▶ **WORK INSTRUCTIONS**
Reproduce each line bearing the word "wells".

## start RECORDS SUPPLIED

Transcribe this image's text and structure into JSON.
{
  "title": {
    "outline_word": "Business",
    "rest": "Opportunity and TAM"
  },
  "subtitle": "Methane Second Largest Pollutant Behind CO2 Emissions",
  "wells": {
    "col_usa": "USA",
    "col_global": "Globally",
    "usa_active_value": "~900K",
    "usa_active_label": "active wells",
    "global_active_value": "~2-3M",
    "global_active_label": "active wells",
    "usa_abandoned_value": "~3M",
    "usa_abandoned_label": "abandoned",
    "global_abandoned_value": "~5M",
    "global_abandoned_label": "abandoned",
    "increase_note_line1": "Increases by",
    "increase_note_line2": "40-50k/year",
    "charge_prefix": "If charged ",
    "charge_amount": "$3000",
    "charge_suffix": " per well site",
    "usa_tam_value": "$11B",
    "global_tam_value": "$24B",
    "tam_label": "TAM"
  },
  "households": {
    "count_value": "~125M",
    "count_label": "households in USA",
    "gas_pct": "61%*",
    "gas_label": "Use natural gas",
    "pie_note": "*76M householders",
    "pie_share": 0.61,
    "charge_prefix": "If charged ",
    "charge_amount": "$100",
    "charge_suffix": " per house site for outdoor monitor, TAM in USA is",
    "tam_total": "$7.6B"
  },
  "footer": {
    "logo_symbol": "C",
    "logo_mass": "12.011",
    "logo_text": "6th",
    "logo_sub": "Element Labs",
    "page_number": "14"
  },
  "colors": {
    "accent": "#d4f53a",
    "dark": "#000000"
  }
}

## end RECORDS SUPPLIED

▶ **IN RESPONSE**
  "wells": {
    "usa_active_label": "active wells",
    "global_active_label": "active wells",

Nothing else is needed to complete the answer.